What is asked: Repeat, exactly and completely, the material that follows. Omit the pictures.

******************************

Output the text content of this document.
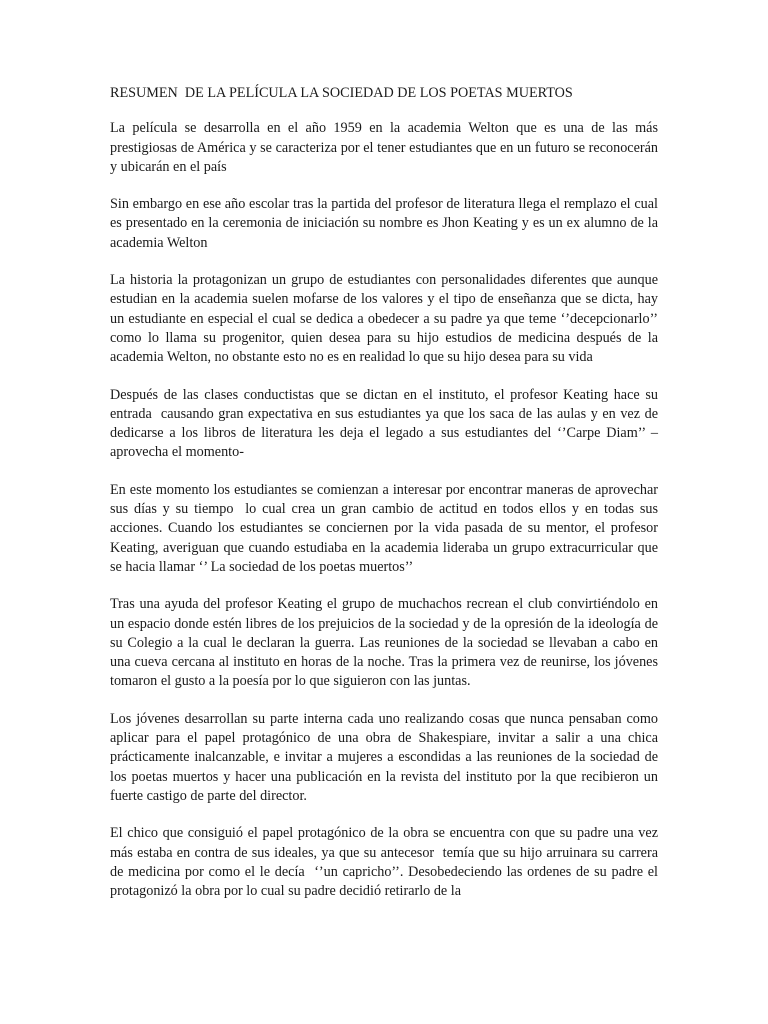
RESUMEN  DE LA PELÍCULA LA SOCIEDAD DE LOS POETAS MUERTOS

La película se desarrolla en el año 1959 en la academia Welton que es una de las más prestigiosas de América y se caracteriza por el tener estudiantes que en un futuro se reconocerán y ubicarán en el país

Sin embargo en ese año escolar tras la partida del profesor de literatura llega el remplazo el cual es presentado en la ceremonia de iniciación su nombre es Jhon Keating y es un ex alumno de la academia Welton

La historia la protagonizan un grupo de estudiantes con personalidades diferentes que aunque estudian en la academia suelen mofarse de los valores y el tipo de enseñanza que se dicta, hay un estudiante en especial el cual se dedica a obedecer a su padre ya que teme ‘’decepcionarlo’’ como lo llama su progenitor, quien desea para su hijo estudios de medicina después de la academia Welton, no obstante esto no es en realidad lo que su hijo desea para su vida

Después de las clases conductistas que se dictan en el instituto, el profesor Keating hace su entrada  causando gran expectativa en sus estudiantes ya que los saca de las aulas y en vez de dedicarse a los libros de literatura les deja el legado a sus estudiantes del ‘’Carpe Diam’’ –aprovecha el momento-

En este momento los estudiantes se comienzan a interesar por encontrar maneras de aprovechar sus días y su tiempo  lo cual crea un gran cambio de actitud en todos ellos y en todas sus acciones. Cuando los estudiantes se conciernen por la vida pasada de su mentor, el profesor Keating, averiguan que cuando estudiaba en la academia lideraba un grupo extracurricular que se hacia llamar ‘’ La sociedad de los poetas muertos’’

Tras una ayuda del profesor Keating el grupo de muchachos recrean el club convirtiéndolo en un espacio donde estén libres de los prejuicios de la sociedad y de la opresión de la ideología de su Colegio a la cual le declaran la guerra. Las reuniones de la sociedad se llevaban a cabo en una cueva cercana al instituto en horas de la noche. Tras la primera vez de reunirse, los jóvenes tomaron el gusto a la poesía por lo que siguieron con las juntas.

Los jóvenes desarrollan su parte interna cada uno realizando cosas que nunca pensaban como aplicar para el papel protagónico de una obra de Shakespiare, invitar a salir a una chica prácticamente inalcanzable, e invitar a mujeres a escondidas a las reuniones de la sociedad de los poetas muertos y hacer una publicación en la revista del instituto por la que recibieron un fuerte castigo de parte del director.

El chico que consiguió el papel protagónico de la obra se encuentra con que su padre una vez más estaba en contra de sus ideales, ya que su antecesor  temía que su hijo arruinara su carrera de medicina por como el le decía  ‘’un capricho’’. Desobedeciendo las ordenes de su padre el protagonizó la obra por lo cual su padre decidió retirarlo de la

******************************

Solution to this problem:
Output the text content of this document.
RESUMEN  DE LA PELÍCULA LA SOCIEDAD DE LOS POETAS MUERTOS

La película se desarrolla en el año 1959 en la academia Welton que es una de las más prestigiosas de América y se caracteriza por el tener estudiantes que en un futuro se reconocerán y ubicarán en el país

Sin embargo en ese año escolar tras la partida del profesor de literatura llega el remplazo el cual es presentado en la ceremonia de iniciación su nombre es Jhon Keating y es un ex alumno de la academia Welton

La historia la protagonizan un grupo de estudiantes con personalidades diferentes que aunque estudian en la academia suelen mofarse de los valores y el tipo de enseñanza que se dicta, hay un estudiante en especial el cual se dedica a obedecer a su padre ya que teme ‘’decepcionarlo’’ como lo llama su progenitor, quien desea para su hijo estudios de medicina después de la academia Welton, no obstante esto no es en realidad lo que su hijo desea para su vida

Después de las clases conductistas que se dictan en el instituto, el profesor Keating hace su entrada  causando gran expectativa en sus estudiantes ya que los saca de las aulas y en vez de dedicarse a los libros de literatura les deja el legado a sus estudiantes del ‘’Carpe Diam’’ –aprovecha el momento-

En este momento los estudiantes se comienzan a interesar por encontrar maneras de aprovechar sus días y su tiempo  lo cual crea un gran cambio de actitud en todos ellos y en todas sus acciones. Cuando los estudiantes se conciernen por la vida pasada de su mentor, el profesor Keating, averiguan que cuando estudiaba en la academia lideraba un grupo extracurricular que se hacia llamar ‘’ La sociedad de los poetas muertos’’

Tras una ayuda del profesor Keating el grupo de muchachos recrean el club convirtiéndolo en un espacio donde estén libres de los prejuicios de la sociedad y de la opresión de la ideología de su Colegio a la cual le declaran la guerra. Las reuniones de la sociedad se llevaban a cabo en una cueva cercana al instituto en horas de la noche. Tras la primera vez de reunirse, los jóvenes tomaron el gusto a la poesía por lo que siguieron con las juntas.

Los jóvenes desarrollan su parte interna cada uno realizando cosas que nunca pensaban como aplicar para el papel protagónico de una obra de Shakespiare, invitar a salir a una chica prácticamente inalcanzable, e invitar a mujeres a escondidas a las reuniones de la sociedad de los poetas muertos y hacer una publicación en la revista del instituto por la que recibieron un fuerte castigo de parte del director.

El chico que consiguió el papel protagónico de la obra se encuentra con que su padre una vez más estaba en contra de sus ideales, ya que su antecesor  temía que su hijo arruinara su carrera de medicina por como el le decía  ‘’un capricho’’. Desobedeciendo las ordenes de su padre el protagonizó la obra por lo cual su padre decidió retirarlo de la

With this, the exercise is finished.